Copy out each line that has "acid" in it.
....
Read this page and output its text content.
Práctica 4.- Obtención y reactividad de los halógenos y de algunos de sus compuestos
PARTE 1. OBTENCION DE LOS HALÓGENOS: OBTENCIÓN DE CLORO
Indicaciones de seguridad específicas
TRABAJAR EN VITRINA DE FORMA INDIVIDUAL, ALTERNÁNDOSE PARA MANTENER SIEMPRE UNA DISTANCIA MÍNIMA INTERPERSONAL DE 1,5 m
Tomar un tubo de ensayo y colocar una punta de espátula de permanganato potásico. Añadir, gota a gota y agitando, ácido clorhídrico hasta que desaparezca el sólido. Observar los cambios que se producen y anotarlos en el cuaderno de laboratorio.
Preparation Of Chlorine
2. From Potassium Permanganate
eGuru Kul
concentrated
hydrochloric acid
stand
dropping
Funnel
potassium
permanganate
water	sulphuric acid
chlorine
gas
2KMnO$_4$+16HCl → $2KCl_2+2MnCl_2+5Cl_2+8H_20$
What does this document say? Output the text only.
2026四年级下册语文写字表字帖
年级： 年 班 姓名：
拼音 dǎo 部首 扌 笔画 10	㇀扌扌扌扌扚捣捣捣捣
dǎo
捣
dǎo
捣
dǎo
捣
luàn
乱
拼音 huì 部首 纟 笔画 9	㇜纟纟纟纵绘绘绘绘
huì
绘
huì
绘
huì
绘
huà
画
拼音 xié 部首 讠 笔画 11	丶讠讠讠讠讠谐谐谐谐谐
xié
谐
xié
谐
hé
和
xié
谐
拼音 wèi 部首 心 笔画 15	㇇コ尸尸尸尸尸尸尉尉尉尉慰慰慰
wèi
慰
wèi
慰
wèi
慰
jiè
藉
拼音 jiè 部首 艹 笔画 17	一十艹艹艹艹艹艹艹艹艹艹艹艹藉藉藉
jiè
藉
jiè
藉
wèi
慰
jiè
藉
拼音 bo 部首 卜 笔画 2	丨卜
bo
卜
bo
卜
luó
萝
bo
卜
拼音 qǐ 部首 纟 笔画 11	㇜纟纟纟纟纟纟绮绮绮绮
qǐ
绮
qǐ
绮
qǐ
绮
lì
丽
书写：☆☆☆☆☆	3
....
** Written response **
hydrochloric acid
water	sulphuric acid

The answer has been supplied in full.